__STATED GOAL__:
Return each entry exactly, with none missing.
******
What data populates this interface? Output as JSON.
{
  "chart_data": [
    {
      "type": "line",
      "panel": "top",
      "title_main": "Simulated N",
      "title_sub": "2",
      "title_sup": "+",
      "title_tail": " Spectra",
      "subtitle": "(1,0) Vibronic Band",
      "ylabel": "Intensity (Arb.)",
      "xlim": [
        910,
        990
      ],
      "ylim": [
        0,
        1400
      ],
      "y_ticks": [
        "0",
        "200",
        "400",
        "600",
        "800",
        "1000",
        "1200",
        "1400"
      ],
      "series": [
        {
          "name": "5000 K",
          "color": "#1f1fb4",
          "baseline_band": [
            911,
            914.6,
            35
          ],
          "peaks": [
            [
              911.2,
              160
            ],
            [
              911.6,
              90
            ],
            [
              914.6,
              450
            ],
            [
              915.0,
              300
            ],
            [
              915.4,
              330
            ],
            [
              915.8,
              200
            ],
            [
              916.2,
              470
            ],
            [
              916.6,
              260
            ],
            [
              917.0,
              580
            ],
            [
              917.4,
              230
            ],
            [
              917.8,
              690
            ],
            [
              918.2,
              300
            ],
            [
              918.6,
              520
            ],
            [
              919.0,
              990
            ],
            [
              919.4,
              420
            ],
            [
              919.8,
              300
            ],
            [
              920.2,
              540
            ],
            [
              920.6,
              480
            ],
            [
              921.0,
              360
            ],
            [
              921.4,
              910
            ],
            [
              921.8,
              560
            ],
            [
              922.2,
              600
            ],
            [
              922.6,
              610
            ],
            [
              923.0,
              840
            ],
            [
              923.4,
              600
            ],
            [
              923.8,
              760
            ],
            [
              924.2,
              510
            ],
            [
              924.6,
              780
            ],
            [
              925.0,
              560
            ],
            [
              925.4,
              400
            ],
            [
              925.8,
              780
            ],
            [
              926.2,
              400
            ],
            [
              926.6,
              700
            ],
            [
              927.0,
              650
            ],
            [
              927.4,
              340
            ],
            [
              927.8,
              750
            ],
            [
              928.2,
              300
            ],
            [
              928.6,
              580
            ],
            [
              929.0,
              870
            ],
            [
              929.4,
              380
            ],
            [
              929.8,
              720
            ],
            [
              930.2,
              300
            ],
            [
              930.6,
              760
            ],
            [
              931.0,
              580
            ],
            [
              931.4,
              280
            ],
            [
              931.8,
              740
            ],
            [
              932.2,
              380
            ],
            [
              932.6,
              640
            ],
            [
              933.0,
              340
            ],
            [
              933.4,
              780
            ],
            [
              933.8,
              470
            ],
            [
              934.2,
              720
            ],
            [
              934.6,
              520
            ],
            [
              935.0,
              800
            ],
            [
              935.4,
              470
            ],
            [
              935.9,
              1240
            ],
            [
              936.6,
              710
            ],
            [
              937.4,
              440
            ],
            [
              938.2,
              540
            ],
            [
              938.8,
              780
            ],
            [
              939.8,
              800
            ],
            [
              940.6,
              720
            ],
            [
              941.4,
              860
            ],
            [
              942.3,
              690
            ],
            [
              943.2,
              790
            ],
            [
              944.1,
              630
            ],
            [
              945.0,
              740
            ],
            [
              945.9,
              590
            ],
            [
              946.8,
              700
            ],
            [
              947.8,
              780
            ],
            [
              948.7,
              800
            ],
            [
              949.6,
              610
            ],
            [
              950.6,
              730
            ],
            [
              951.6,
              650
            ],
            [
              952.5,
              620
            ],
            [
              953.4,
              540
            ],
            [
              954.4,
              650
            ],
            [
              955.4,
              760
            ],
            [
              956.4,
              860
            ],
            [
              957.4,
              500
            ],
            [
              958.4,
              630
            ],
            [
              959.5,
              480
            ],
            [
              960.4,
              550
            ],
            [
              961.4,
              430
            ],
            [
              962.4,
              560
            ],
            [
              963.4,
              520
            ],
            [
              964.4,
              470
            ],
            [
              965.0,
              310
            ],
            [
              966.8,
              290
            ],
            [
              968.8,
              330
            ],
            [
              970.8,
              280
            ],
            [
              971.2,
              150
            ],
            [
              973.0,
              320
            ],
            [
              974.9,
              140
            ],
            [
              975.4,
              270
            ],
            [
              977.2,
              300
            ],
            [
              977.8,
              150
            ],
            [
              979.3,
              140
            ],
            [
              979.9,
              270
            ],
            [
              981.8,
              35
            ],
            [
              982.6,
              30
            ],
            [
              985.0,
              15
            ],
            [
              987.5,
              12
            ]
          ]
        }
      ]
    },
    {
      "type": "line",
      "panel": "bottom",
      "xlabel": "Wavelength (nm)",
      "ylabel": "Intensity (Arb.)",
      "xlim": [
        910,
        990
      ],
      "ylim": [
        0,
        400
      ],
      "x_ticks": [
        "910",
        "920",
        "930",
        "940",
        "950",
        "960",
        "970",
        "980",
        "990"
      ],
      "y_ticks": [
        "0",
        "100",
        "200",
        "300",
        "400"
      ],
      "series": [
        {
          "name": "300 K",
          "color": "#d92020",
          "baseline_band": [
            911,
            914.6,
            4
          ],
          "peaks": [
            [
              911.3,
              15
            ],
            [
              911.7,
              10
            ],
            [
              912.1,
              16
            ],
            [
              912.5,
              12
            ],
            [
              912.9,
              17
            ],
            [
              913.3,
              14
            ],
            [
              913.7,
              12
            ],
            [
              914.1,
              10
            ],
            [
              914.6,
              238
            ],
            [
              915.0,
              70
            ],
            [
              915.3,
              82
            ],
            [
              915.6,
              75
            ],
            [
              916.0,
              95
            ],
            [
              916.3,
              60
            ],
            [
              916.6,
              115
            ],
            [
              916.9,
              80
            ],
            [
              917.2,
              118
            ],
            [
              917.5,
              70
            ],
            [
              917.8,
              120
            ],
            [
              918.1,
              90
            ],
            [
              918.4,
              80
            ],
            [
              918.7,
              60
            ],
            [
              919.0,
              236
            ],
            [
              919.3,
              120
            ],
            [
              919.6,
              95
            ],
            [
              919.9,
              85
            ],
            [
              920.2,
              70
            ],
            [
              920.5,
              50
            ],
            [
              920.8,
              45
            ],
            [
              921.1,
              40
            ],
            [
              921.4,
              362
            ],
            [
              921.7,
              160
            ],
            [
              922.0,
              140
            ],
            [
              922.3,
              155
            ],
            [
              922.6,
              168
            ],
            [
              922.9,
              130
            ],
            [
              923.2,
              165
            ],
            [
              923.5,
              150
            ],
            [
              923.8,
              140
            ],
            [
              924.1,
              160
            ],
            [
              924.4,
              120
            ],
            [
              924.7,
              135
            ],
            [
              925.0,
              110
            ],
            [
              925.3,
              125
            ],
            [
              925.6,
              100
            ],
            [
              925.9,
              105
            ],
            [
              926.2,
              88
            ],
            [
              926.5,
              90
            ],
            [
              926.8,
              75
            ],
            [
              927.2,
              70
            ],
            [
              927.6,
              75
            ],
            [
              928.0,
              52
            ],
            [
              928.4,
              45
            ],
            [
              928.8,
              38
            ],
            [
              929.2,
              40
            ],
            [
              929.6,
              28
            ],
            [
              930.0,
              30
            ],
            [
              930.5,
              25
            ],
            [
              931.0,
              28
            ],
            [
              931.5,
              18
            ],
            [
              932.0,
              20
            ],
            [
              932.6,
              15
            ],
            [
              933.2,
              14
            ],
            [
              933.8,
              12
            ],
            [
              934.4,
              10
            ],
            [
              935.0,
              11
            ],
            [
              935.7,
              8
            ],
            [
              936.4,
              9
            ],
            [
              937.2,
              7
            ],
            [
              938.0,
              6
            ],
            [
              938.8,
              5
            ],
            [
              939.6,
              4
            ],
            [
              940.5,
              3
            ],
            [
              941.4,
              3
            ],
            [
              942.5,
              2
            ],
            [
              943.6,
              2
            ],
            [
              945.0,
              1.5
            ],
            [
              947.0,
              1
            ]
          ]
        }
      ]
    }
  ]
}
******
__RESULT BELOW__:
What data populates this interface? Output as JSON.
{
  "chart_data": [
    {
      "type": "line",
      "panel": "top",
      "title_main": "Simulated N",
      "title_sub": "2",
      "title_sup": "+",
      "title_tail": " Spectra",
      "subtitle": "(1,0) Vibronic Band",
      "ylabel": "Intensity (Arb.)",
      "xlim": [
        910,
        990
      ],
      "ylim": [
        0,
        1400
      ],
      "y_ticks": [
        "0",
        "200",
        "400",
        "600",
        "800",
        "1000",
        "1200",
        "1400"
      ],
      "series": [
        {
          "name": "5000 K",
          "color": "#1f1fb4",
          "baseline_band": [
            911,
            914.6,
            35
          ],
          "peaks": [
            [
              911.2,
              160
            ],
            [
              911.6,
              90
            ],
            [
              914.6,
              450
            ],
            [
              915.0,
              300
            ],
            [
              915.4,
              330
            ],
            [
              915.8,
              200
            ],
            [
              916.2,
              470
            ],
            [
              916.6,
              260
            ],
            [
              917.0,
              580
            ],
            [
              917.4,
              230
            ],
            [
              917.8,
              690
            ],
            [
              918.2,
              300
            ],
            [
              918.6,
              520
            ],
            [
              919.0,
              990
            ],
            [
              919.4,
              420
            ],
            [
              919.8,
              300
            ],
            [
              920.2,
              540
            ],
            [
              920.6,
              480
            ],
            [
              921.0,
              360
            ],
            [
              921.4,
              910
            ],
            [
              921.8,
              560
            ],
            [
              922.2,
              600
            ],
            [
              922.6,
              610
            ],
            [
              923.0,
              840
            ],
            [
              923.4,
              600
            ],
            [
              923.8,
              760
            ],
            [
              924.2,
              510
            ],
            [
              924.6,
              780
            ],
            [
              925.0,
              560
            ],
            [
              925.4,
              400
            ],
            [
              925.8,
              780
            ],
            [
              926.2,
              400
            ],
            [
              926.6,
              700
            ],
            [
              927.0,
              650
            ],
            [
              927.4,
              340
            ],
            [
              927.8,
              750
            ],
            [
              928.2,
              300
            ],
            [
              928.6,
              580
            ],
            [
              929.0,
              870
            ],
            [
              929.4,
              380
            ],
            [
              929.8,
              720
            ],
            [
              930.2,
              300
            ],
            [
              930.6,
              760
            ],
            [
              931.0,
              580
            ],
            [
              931.4,
              280
            ],
            [
              931.8,
              740
            ],
            [
              932.2,
              380
            ],
            [
              932.6,
              640
            ],
            [
              933.0,
              340
            ],
            [
              933.4,
              780
            ],
            [
              933.8,
              470
            ],
            [
              934.2,
              720
            ],
            [
              934.6,
              520
            ],
            [
              935.0,
              800
            ],
            [
              935.4,
              470
            ],
            [
              935.9,
              1240
            ],
            [
              936.6,
              710
            ],
            [
              937.4,
              440
            ],
            [
              938.2,
              540
            ],
            [
              938.8,
              780
            ],
            [
              939.8,
              800
            ],
            [
              940.6,
              720
            ],
            [
              941.4,
              860
            ],
            [
              942.3,
              690
            ],
            [
              943.2,
              790
            ],
            [
              944.1,
              630
            ],
            [
              945.0,
              740
            ],
            [
              945.9,
              590
            ],
            [
              946.8,
              700
            ],
            [
              947.8,
              780
            ],
            [
              948.7,
              800
            ],
            [
              949.6,
              610
            ],
            [
              950.6,
              730
            ],
            [
              951.6,
              650
            ],
            [
              952.5,
              620
            ],
            [
              953.4,
              540
            ],
            [
              954.4,
              650
            ],
            [
              955.4,
              760
            ],
            [
              956.4,
              860
            ],
            [
              957.4,
              500
            ],
            [
              958.4,
              630
            ],
            [
              959.5,
              480
            ],
            [
              960.4,
              550
            ],
            [
              961.4,
              430
            ],
            [
              962.4,
              560
            ],
            [
              963.4,
              520
            ],
            [
              964.4,
              470
            ],
            [
              965.0,
              310
            ],
            [
              966.8,
              290
            ],
            [
              968.8,
              330
            ],
            [
              970.8,
              280
            ],
            [
              971.2,
              150
            ],
            [
              973.0,
              320
            ],
            [
              974.9,
              140
            ],
            [
              975.4,
              270
            ],
            [
              977.2,
              300
            ],
            [
              977.8,
              150
            ],
            [
              979.3,
              140
            ],
            [
              979.9,
              270
            ],
            [
              981.8,
              35
            ],
            [
              982.6,
              30
            ],
            [
              985.0,
              15
            ],
            [
              987.5,
              12
            ]
          ]
        }
      ]
    },
    {
      "type": "line",
      "panel": "bottom",
      "xlabel": "Wavelength (nm)",
      "ylabel": "Intensity (Arb.)",
      "xlim": [
        910,
        990
      ],
      "ylim": [
        0,
        400
      ],
      "x_ticks": [
        "910",
        "920",
        "930",
        "940",
        "950",
        "960",
        "970",
        "980",
        "990"
      ],
      "y_ticks": [
        "0",
        "100",
        "200",
        "300",
        "400"
      ],
      "series": [
        {
          "name": "300 K",
          "color": "#d92020",
          "baseline_band": [
            911,
            914.6,
            4
          ],
          "peaks": [
            [
              911.3,
              15
            ],
            [
              911.7,
              10
            ],
            [
              912.1,
              16
            ],
            [
              912.5,
              12
            ],
            [
              912.9,
              17
            ],
            [
              913.3,
              14
            ],
            [
              913.7,
              12
            ],
            [
              914.1,
              10
            ],
            [
              914.6,
              238
            ],
            [
              915.0,
              70
            ],
            [
              915.3,
              82
            ],
            [
              915.6,
              75
            ],
            [
              916.0,
              95
            ],
            [
              916.3,
              60
            ],
            [
              916.6,
              115
            ],
            [
              916.9,
              80
            ],
            [
              917.2,
              118
            ],
            [
              917.5,
              70
            ],
            [
              917.8,
              120
            ],
            [
              918.1,
              90
            ],
            [
              918.4,
              80
            ],
            [
              918.7,
              60
            ],
            [
              919.0,
              236
            ],
            [
              919.3,
              120
            ],
            [
              919.6,
              95
            ],
            [
              919.9,
              85
            ],
            [
              920.2,
              70
            ],
            [
              920.5,
              50
            ],
            [
              920.8,
              45
            ],
            [
              921.1,
              40
            ],
            [
              921.4,
              362
            ],
            [
              921.7,
              160
            ],
            [
              922.0,
              140
            ],
            [
              922.3,
              155
            ],
            [
              922.6,
              168
            ],
            [
              922.9,
              130
            ],
            [
              923.2,
              165
            ],
            [
              923.5,
              150
            ],
            [
              923.8,
              140
            ],
            [
              924.1,
              160
            ],
            [
              924.4,
              120
            ],
            [
              924.7,
              135
            ],
            [
              925.0,
              110
            ],
            [
              925.3,
              125
            ],
            [
              925.6,
              100
            ],
            [
              925.9,
              105
            ],
            [
              926.2,
              88
            ],
            [
              926.5,
              90
            ],
            [
              926.8,
              75
            ],
            [
              927.2,
              70
            ],
            [
              927.6,
              75
            ],
            [
              928.0,
              52
            ],
            [
              928.4,
              45
            ],
            [
              928.8,
              38
            ],
            [
              929.2,
              40
            ],
            [
              929.6,
              28
            ],
            [
              930.0,
              30
            ],
            [
              930.5,
              25
            ],
            [
              931.0,
              28
            ],
            [
              931.5,
              18
            ],
            [
              932.0,
              20
            ],
            [
              932.6,
              15
            ],
            [
              933.2,
              14
            ],
            [
              933.8,
              12
            ],
            [
              934.4,
              10
            ],
            [
              935.0,
              11
            ],
            [
              935.7,
              8
            ],
            [
              936.4,
              9
            ],
            [
              937.2,
              7
            ],
            [
              938.0,
              6
            ],
            [
              938.8,
              5
            ],
            [
              939.6,
              4
            ],
            [
              940.5,
              3
            ],
            [
              941.4,
              3
            ],
            [
              942.5,
              2
            ],
            [
              943.6,
              2
            ],
            [
              945.0,
              1.5
            ],
            [
              947.0,
              1
            ]
          ]
        }
      ]
    }
  ]
}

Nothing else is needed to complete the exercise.